Given data —
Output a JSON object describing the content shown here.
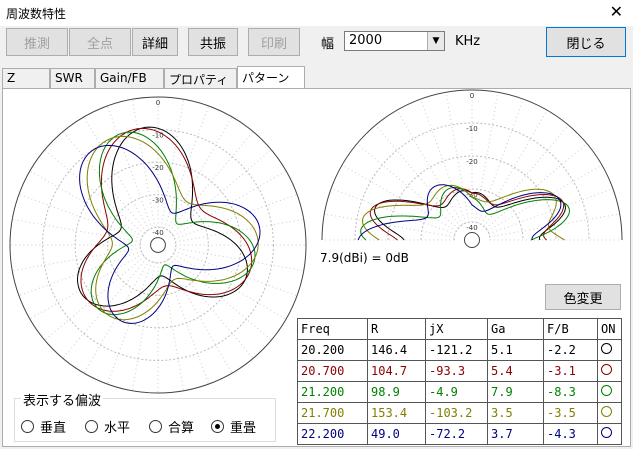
{
  "window": {
    "title": "周波数特性",
    "close": "✕"
  },
  "toolbar": {
    "buttons": [
      {
        "name": "estimate-button",
        "label": "推測",
        "enabled": false
      },
      {
        "name": "all-points-button",
        "label": "全点",
        "enabled": false
      },
      {
        "name": "detail-button",
        "label": "詳細",
        "enabled": true
      },
      {
        "name": "resonance-button",
        "label": "共振",
        "enabled": true
      },
      {
        "name": "print-button",
        "label": "印刷",
        "enabled": false
      }
    ],
    "width_label": "幅",
    "width_value": "2000",
    "unit": "KHz",
    "close_label": "閉じる"
  },
  "tabs": [
    {
      "label": "Z",
      "active": false
    },
    {
      "label": "SWR",
      "active": false
    },
    {
      "label": "Gain/FB",
      "active": false
    },
    {
      "label": "プロパティ",
      "active": false
    },
    {
      "label": "パターン",
      "active": true
    }
  ],
  "pattern": {
    "scale_note": "7.9(dBi) = 0dB",
    "color_change": "色変更",
    "ring_labels": [
      "0",
      "-10",
      "-20",
      "-30",
      "-40"
    ]
  },
  "table": {
    "headers": [
      "Freq",
      "R",
      "jX",
      "Ga",
      "F/B",
      "ON"
    ],
    "rows": [
      {
        "freq": "20.200",
        "r": "146.4",
        "jx": "-121.2",
        "ga": "5.1",
        "fb": "-2.2",
        "color": "#000000"
      },
      {
        "freq": "20.700",
        "r": "104.7",
        "jx": "-93.3",
        "ga": "5.4",
        "fb": "-3.1",
        "color": "#8b0000"
      },
      {
        "freq": "21.200",
        "r": "98.9",
        "jx": "-4.9",
        "ga": "7.9",
        "fb": "-8.3",
        "color": "#008000"
      },
      {
        "freq": "21.700",
        "r": "153.4",
        "jx": "-103.2",
        "ga": "3.5",
        "fb": "-3.5",
        "color": "#808000"
      },
      {
        "freq": "22.200",
        "r": "49.0",
        "jx": "-72.2",
        "ga": "3.7",
        "fb": "-4.3",
        "color": "#000080"
      }
    ]
  },
  "polarization": {
    "title": "表示する偏波",
    "options": [
      {
        "label": "垂直",
        "selected": false
      },
      {
        "label": "水平",
        "selected": false
      },
      {
        "label": "合算",
        "selected": false
      },
      {
        "label": "重畳",
        "selected": true
      }
    ]
  }
}
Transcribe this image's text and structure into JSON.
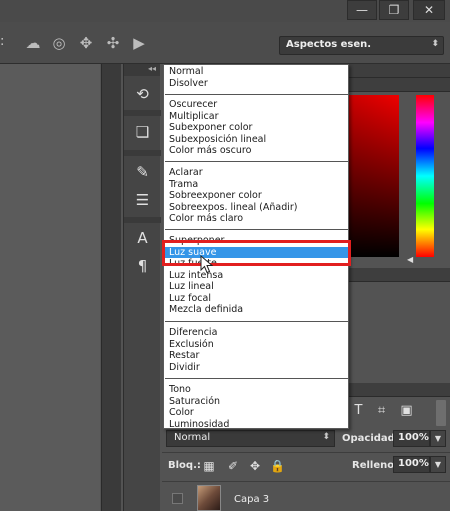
{
  "window": {
    "controls": [
      "—",
      "❐",
      "✕"
    ]
  },
  "options_bar": {
    "leading_char": ":",
    "icons": [
      "cloud-icon",
      "target-icon",
      "move-icon",
      "move-cross-icon",
      "camera-icon"
    ],
    "workspace": "Aspectos esen."
  },
  "dock": {
    "icons": [
      "history-icon",
      "3d-icon",
      "brush-presets-icon",
      "adjustments-icon",
      "character-icon",
      "paragraph-icon"
    ]
  },
  "blend_menu": {
    "groups": [
      [
        "Normal",
        "Disolver"
      ],
      [
        "Oscurecer",
        "Multiplicar",
        "Subexponer color",
        "Subexposición lineal",
        "Color más oscuro"
      ],
      [
        "Aclarar",
        "Trama",
        "Sobreexponer color",
        "Sobreexpos. lineal (Añadir)",
        "Color más claro"
      ],
      [
        "Superponer",
        "Luz suave",
        "Luz fuerte",
        "Luz intensa",
        "Luz lineal",
        "Luz focal",
        "Mezcla definida"
      ],
      [
        "Diferencia",
        "Exclusión",
        "Restar",
        "Dividir"
      ],
      [
        "Tono",
        "Saturación",
        "Color",
        "Luminosidad"
      ]
    ],
    "highlighted": "Luz suave"
  },
  "layers": {
    "blend_mode": "Normal",
    "opacity_label": "Opacidad:",
    "opacity_value": "100%",
    "lock_label": "Bloq.:",
    "fill_label": "Relleno:",
    "fill_value": "100%",
    "layer_name": "Capa 3"
  },
  "colors": {
    "accent": "#3596e8",
    "highlight_frame": "#e21f1f"
  }
}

Instruction — Your task is to quote exactly the lines from the one with "Transcribe this image's" through the end of the material, both included, without reproducing any pictures.

Solution to this task —
Transcribe this image's text and structure into JSON.
{
  "window": {
    "controls": [
      "—",
      "❐",
      "✕"
    ]
  },
  "options_bar": {
    "leading_char": ":",
    "icons": [
      "cloud-icon",
      "target-icon",
      "move-icon",
      "move-cross-icon",
      "camera-icon"
    ],
    "workspace": "Aspectos esen."
  },
  "dock": {
    "icons": [
      "history-icon",
      "3d-icon",
      "brush-presets-icon",
      "adjustments-icon",
      "character-icon",
      "paragraph-icon"
    ]
  },
  "blend_menu": {
    "groups": [
      [
        "Normal",
        "Disolver"
      ],
      [
        "Oscurecer",
        "Multiplicar",
        "Subexponer color",
        "Subexposición lineal",
        "Color más oscuro"
      ],
      [
        "Aclarar",
        "Trama",
        "Sobreexponer color",
        "Sobreexpos. lineal (Añadir)",
        "Color más claro"
      ],
      [
        "Superponer",
        "Luz suave",
        "Luz fuerte",
        "Luz intensa",
        "Luz lineal",
        "Luz focal",
        "Mezcla definida"
      ],
      [
        "Diferencia",
        "Exclusión",
        "Restar",
        "Dividir"
      ],
      [
        "Tono",
        "Saturación",
        "Color",
        "Luminosidad"
      ]
    ],
    "highlighted": "Luz suave"
  },
  "layers": {
    "blend_mode": "Normal",
    "opacity_label": "Opacidad:",
    "opacity_value": "100%",
    "lock_label": "Bloq.:",
    "fill_label": "Relleno:",
    "fill_value": "100%",
    "layer_name": "Capa 3"
  },
  "colors": {
    "accent": "#3596e8",
    "highlight_frame": "#e21f1f"
  }
}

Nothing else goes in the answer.